OBJECTIVE →
Determine the number of lines that contain the word "text", then state that number and nothing more.

DATASET EXTRACT →
____________________
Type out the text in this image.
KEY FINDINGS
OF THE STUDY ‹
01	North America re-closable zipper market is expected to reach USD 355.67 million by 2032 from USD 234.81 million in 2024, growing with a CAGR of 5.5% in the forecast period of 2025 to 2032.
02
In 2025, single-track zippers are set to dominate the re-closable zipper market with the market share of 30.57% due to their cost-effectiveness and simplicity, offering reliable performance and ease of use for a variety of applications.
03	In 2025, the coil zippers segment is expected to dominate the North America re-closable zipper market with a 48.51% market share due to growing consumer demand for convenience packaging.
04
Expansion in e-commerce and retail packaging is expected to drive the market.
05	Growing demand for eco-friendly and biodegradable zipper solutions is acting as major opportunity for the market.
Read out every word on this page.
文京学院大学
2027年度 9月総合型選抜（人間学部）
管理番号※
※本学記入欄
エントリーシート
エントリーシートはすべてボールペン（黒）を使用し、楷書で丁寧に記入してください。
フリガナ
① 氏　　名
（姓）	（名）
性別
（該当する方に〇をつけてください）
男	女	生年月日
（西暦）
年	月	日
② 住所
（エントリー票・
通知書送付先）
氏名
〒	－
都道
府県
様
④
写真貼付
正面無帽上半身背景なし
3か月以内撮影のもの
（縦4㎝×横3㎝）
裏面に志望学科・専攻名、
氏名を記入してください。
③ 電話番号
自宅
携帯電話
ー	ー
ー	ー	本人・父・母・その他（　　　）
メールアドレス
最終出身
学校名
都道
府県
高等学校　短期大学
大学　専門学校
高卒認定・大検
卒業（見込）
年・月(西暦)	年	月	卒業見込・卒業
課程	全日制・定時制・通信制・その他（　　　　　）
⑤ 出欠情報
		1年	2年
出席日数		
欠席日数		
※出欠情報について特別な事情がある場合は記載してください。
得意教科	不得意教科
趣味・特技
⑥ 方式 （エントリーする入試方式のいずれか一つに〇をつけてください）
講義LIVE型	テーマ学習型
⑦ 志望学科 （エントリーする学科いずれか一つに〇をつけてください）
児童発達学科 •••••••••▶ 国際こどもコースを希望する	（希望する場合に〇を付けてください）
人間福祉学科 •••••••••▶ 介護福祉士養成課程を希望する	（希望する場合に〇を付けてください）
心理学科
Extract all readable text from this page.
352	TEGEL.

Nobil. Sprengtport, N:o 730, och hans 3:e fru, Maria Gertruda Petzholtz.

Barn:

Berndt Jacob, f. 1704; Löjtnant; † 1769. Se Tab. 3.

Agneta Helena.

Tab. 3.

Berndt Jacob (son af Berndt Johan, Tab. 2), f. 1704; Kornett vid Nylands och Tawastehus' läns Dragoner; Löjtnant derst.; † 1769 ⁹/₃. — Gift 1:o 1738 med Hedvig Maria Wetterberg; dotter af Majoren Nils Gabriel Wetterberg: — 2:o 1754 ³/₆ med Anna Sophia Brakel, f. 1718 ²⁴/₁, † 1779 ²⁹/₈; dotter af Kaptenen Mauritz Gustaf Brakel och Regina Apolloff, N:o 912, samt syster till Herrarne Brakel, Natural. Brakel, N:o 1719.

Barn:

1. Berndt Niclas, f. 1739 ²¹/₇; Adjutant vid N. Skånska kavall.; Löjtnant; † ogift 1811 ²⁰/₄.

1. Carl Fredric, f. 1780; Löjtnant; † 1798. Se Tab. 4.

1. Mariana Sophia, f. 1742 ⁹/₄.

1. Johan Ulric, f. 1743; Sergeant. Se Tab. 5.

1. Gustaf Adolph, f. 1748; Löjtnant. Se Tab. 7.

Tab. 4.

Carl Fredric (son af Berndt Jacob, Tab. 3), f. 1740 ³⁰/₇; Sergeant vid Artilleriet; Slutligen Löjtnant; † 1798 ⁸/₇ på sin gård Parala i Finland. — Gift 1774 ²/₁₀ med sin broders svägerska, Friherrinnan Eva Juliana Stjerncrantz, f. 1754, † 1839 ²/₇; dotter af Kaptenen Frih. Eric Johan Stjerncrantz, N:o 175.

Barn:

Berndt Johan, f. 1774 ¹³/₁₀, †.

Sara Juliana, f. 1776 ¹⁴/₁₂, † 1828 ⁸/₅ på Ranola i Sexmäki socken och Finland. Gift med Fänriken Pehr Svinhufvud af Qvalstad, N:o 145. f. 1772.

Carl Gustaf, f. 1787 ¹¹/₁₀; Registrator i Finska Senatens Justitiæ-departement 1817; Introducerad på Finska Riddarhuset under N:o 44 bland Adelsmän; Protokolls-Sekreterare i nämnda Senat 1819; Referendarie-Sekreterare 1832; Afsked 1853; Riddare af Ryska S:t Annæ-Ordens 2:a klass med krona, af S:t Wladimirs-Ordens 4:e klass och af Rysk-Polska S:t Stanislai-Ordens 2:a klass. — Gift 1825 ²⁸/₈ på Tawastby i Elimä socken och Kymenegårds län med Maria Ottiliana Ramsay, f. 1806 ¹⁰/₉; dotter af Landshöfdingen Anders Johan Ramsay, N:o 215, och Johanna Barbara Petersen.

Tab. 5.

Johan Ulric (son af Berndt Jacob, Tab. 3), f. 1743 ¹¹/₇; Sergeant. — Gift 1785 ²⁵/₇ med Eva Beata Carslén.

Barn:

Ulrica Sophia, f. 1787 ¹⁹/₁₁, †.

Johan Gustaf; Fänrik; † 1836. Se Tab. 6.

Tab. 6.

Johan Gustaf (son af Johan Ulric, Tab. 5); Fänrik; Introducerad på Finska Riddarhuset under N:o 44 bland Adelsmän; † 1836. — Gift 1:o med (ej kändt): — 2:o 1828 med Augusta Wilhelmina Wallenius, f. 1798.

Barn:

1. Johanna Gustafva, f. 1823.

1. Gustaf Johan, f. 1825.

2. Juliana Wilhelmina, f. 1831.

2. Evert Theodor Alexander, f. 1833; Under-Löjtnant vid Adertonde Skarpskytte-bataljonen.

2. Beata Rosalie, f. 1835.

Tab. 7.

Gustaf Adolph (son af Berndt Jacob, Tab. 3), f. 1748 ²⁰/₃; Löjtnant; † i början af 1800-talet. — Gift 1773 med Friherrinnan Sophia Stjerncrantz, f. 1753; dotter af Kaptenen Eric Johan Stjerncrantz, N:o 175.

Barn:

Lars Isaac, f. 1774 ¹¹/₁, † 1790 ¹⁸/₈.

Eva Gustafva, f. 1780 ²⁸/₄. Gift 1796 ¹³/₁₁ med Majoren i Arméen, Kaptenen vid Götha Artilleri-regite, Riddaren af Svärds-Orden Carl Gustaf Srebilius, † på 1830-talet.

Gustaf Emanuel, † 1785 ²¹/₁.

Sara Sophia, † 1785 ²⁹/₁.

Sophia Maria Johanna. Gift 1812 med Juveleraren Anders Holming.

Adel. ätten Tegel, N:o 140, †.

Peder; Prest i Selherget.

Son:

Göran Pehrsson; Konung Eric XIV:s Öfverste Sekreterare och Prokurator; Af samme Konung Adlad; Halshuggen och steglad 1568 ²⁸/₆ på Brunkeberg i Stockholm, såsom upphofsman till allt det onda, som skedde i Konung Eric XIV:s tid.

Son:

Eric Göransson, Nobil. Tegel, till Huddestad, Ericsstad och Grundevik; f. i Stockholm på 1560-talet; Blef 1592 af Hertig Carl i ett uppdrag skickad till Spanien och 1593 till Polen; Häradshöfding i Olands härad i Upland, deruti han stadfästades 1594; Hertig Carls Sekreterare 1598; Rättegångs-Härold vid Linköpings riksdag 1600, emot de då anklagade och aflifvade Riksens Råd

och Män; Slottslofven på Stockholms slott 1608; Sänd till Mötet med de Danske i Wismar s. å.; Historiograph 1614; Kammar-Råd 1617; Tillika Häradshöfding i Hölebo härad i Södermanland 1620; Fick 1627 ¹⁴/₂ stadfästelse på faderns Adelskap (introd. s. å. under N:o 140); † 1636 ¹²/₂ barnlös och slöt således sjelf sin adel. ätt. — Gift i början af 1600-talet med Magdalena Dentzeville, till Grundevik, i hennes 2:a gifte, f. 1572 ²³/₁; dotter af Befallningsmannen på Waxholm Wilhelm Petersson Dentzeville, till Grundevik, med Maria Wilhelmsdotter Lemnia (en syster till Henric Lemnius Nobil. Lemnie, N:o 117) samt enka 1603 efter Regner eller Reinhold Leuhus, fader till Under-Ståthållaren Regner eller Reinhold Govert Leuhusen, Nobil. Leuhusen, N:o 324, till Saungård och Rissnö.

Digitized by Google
____________________
EXERCISE ANSWER →
2